### SELECTED PASSAGE:
:::::
I remember I got my first vcr with the idea that I could tape shows and watch them when I wanted and fast forward through the commercials. I do admire those who take control of the tv and have it serve them. I did that at one time but didn't keep it up. It was just a hassle to pre program the vcr when exhausted at the end of the day eating alone it was easier just to turn on the boob tube and watch whatever was playing around supper.
Years later I have this CSI complete season and what am I doing, what I set out to do originally. There are other complete seasons and I can see myself picking up another just to have them on hand for when I want to 'watch tv' without the tv 'controlling' me.
700 channels and not a single one worth watching is what I remember thinking sometimes when I sat mindlessly channel surfing. I'd rather play electronic chess on the iphone or scrabble solitaire.
TV is a 'parallel' play activity whereas video games are 'interactive' and a step up in terms of mental processing. Then there are those admirable sorts who watch only the Discovery channel and program their minds by being highly selective about what they watch. We are what we watch.
It was once said you could judge a man by his books but today one can better be judged by the 'quality' of entertainment one partakes in. For now I'll stand by CSI. There's propaganda for sure. But no more or less than Star Trek and Seinfeld. But all of these shows are educational in their own way.
Of course I once knew Gray's anatomy mostly cover to cover and could recite the periodic table and draw the structure of insulin. However if I hadn't watched the scene with George screaming 'shrinkage' I'd not be able to relate so entertainingly with others who appreciate the 'common' culture that tv offers us. Metaphors like the "Borg" and a "Ross"that everyone today seems to know are as much part of the language of today as "lucy in the sky with diamonds" once was.
:::::
### GIVEN ENTRIES:
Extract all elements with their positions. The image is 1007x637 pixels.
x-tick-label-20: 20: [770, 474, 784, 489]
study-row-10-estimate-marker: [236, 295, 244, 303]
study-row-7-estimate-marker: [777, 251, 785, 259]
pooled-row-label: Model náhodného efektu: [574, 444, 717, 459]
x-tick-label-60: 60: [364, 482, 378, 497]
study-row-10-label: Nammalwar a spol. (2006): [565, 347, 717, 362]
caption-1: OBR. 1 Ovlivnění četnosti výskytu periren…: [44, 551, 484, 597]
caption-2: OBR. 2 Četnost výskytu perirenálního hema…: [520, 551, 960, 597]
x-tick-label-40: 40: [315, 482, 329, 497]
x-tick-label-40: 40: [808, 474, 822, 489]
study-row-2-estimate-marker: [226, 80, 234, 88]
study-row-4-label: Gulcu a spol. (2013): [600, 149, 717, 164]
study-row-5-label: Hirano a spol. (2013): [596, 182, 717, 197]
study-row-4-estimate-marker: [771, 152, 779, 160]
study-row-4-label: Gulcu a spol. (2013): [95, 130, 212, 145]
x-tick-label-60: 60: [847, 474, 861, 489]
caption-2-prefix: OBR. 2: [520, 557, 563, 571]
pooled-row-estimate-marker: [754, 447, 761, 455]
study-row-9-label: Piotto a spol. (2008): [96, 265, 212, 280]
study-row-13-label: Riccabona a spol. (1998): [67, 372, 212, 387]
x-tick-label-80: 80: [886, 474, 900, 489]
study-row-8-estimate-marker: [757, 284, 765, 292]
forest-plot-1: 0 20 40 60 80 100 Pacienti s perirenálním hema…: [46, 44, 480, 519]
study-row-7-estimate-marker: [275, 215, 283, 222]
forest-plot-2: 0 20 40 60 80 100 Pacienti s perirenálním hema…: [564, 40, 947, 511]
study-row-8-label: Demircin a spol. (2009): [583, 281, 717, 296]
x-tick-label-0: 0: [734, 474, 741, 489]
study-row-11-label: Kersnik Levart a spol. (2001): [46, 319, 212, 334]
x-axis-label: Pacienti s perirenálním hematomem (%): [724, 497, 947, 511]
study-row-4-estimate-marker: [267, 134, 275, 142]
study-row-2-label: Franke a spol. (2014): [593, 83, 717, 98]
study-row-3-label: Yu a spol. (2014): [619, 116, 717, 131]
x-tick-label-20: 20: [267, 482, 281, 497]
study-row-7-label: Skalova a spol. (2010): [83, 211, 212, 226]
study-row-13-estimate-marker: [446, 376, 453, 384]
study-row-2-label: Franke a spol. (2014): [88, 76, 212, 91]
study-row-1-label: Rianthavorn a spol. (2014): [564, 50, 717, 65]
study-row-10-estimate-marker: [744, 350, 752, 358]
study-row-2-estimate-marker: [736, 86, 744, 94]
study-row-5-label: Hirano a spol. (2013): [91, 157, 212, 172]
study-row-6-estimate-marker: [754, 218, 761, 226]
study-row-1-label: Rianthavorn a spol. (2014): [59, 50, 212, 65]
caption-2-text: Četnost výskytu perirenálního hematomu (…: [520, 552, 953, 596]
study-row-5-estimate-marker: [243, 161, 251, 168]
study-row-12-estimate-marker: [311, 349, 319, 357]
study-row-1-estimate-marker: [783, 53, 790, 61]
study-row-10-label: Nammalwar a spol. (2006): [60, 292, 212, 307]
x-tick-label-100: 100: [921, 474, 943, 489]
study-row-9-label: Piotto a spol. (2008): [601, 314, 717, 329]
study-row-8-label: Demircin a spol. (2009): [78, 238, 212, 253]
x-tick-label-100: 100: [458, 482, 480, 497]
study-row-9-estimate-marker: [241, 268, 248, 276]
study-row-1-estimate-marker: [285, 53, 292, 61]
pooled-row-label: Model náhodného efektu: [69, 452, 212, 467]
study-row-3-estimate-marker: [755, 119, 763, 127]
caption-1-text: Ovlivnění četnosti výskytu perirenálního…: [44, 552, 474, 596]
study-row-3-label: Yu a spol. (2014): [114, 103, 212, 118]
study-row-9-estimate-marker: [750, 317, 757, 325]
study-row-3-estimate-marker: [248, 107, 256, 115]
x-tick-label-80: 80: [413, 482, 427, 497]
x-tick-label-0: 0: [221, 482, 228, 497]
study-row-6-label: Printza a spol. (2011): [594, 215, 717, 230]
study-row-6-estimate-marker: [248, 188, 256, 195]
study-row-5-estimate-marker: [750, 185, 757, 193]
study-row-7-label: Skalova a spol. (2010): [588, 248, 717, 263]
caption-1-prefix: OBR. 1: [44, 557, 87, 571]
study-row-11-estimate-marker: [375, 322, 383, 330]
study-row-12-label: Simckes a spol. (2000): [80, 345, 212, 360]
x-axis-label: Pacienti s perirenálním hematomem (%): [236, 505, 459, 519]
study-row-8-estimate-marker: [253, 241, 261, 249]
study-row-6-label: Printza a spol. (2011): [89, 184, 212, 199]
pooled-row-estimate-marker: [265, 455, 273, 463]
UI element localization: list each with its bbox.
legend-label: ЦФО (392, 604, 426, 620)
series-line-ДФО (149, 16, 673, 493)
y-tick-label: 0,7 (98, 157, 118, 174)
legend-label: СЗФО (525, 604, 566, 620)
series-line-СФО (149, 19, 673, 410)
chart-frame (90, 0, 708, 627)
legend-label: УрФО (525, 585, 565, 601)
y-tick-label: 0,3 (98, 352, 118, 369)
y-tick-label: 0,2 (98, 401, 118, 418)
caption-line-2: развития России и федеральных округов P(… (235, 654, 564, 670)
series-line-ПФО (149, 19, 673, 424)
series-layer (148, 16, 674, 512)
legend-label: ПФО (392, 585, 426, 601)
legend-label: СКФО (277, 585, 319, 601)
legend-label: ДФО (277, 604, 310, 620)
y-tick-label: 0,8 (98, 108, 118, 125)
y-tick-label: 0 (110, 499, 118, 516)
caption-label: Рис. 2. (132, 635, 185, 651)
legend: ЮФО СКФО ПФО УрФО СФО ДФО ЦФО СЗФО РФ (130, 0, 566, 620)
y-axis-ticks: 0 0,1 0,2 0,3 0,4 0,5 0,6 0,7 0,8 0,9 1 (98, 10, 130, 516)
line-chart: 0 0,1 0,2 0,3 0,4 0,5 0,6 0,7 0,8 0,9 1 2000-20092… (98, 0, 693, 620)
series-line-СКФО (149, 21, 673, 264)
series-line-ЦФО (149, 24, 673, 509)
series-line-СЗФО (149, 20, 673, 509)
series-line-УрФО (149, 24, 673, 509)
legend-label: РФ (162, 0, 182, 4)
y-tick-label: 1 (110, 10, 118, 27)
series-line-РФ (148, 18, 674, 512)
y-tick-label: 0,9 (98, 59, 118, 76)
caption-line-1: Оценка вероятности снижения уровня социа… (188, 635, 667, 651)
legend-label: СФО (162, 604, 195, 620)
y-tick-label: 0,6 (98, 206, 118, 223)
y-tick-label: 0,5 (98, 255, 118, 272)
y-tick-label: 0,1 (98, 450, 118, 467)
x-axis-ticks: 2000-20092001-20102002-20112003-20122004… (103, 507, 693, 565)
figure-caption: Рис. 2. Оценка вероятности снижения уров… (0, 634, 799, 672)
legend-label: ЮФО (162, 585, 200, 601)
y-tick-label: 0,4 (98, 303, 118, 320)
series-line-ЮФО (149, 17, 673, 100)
:::::
### AIM OF THE EXERCISE:
Please name the two shows that the passage about watching TV says carry no more or less propaganda than CSI. The entries have no connection to the passage about watching TV.

### OUTPUT BELOW:
Star Trek and Seinfeld.